▶ Written problem:
Transcribe all of the records precisely as they are presented.
-- START OF Listing --
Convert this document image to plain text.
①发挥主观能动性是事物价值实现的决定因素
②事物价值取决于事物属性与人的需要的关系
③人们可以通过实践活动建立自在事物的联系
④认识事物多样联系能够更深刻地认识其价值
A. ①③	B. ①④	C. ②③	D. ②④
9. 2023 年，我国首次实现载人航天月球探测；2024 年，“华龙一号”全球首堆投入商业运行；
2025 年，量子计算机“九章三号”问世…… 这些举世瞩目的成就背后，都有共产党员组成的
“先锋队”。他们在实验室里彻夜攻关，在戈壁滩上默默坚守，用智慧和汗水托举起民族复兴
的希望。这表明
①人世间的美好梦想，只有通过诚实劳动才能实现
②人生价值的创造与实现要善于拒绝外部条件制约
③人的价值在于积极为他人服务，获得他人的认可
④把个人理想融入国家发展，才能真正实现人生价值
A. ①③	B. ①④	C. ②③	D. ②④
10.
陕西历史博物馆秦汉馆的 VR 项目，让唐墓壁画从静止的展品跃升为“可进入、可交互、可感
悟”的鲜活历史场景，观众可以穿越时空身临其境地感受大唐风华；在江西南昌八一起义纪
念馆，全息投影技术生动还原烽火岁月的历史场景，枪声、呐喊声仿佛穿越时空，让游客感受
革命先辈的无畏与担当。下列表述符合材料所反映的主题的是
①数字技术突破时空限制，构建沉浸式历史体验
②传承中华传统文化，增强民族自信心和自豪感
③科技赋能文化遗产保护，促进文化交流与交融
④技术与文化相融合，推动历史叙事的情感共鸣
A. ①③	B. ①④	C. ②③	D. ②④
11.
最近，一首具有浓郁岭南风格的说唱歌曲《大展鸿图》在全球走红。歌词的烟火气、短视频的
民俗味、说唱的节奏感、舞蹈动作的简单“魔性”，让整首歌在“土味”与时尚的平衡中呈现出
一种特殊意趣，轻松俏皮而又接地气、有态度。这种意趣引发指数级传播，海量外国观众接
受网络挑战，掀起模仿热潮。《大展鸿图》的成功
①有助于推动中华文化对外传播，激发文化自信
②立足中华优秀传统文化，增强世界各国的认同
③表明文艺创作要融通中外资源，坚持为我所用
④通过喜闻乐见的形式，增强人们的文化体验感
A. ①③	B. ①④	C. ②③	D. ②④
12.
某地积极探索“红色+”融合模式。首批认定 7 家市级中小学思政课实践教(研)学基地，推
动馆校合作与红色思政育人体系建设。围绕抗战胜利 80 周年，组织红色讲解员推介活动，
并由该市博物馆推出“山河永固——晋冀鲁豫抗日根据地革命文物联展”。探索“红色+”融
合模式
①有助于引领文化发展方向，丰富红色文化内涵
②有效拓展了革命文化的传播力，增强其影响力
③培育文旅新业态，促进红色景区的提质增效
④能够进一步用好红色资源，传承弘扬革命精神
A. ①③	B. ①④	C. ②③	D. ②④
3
-- END OF Listing --
▶ Result of the exercise:
Convert this document image to plain text.
①发挥主观能动性是事物价值实现的决定因素
②事物价值取决于事物属性与人的需要的关系
③人们可以通过实践活动建立自在事物的联系
④认识事物多样联系能够更深刻地认识其价值
A. ①③	B. ①④	C. ②③	D. ②④
9. 2023 年，我国首次实现载人航天月球探测；2024 年，“华龙一号”全球首堆投入商业运行；
2025 年，量子计算机“九章三号”问世…… 这些举世瞩目的成就背后，都有共产党员组成的
“先锋队”。他们在实验室里彻夜攻关，在戈壁滩上默默坚守，用智慧和汗水托举起民族复兴
的希望。这表明
①人世间的美好梦想，只有通过诚实劳动才能实现
②人生价值的创造与实现要善于拒绝外部条件制约
③人的价值在于积极为他人服务，获得他人的认可
④把个人理想融入国家发展，才能真正实现人生价值
A. ①③	B. ①④	C. ②③	D. ②④
10.
陕西历史博物馆秦汉馆的 VR 项目，让唐墓壁画从静止的展品跃升为“可进入、可交互、可感
悟”的鲜活历史场景，观众可以穿越时空身临其境地感受大唐风华；在江西南昌八一起义纪
念馆，全息投影技术生动还原烽火岁月的历史场景，枪声、呐喊声仿佛穿越时空，让游客感受
革命先辈的无畏与担当。下列表述符合材料所反映的主题的是
①数字技术突破时空限制，构建沉浸式历史体验
②传承中华传统文化，增强民族自信心和自豪感
③科技赋能文化遗产保护，促进文化交流与交融
④技术与文化相融合，推动历史叙事的情感共鸣
A. ①③	B. ①④	C. ②③	D. ②④
11.
最近，一首具有浓郁岭南风格的说唱歌曲《大展鸿图》在全球走红。歌词的烟火气、短视频的
民俗味、说唱的节奏感、舞蹈动作的简单“魔性”，让整首歌在“土味”与时尚的平衡中呈现出
一种特殊意趣，轻松俏皮而又接地气、有态度。这种意趣引发指数级传播，海量外国观众接
受网络挑战，掀起模仿热潮。《大展鸿图》的成功
①有助于推动中华文化对外传播，激发文化自信
②立足中华优秀传统文化，增强世界各国的认同
③表明文艺创作要融通中外资源，坚持为我所用
④通过喜闻乐见的形式，增强人们的文化体验感
A. ①③	B. ①④	C. ②③	D. ②④
12.
某地积极探索“红色+”融合模式。首批认定 7 家市级中小学思政课实践教(研)学基地，推
动馆校合作与红色思政育人体系建设。围绕抗战胜利 80 周年，组织红色讲解员推介活动，
并由该市博物馆推出“山河永固——晋冀鲁豫抗日根据地革命文物联展”。探索“红色+”融
合模式
①有助于引领文化发展方向，丰富红色文化内涵
②有效拓展了革命文化的传播力，增强其影响力
③培育文旅新业态，促进红色景区的提质增效
④能够进一步用好红色资源，传承弘扬革命精神
A. ①③	B. ①④	C. ②③	D. ②④
3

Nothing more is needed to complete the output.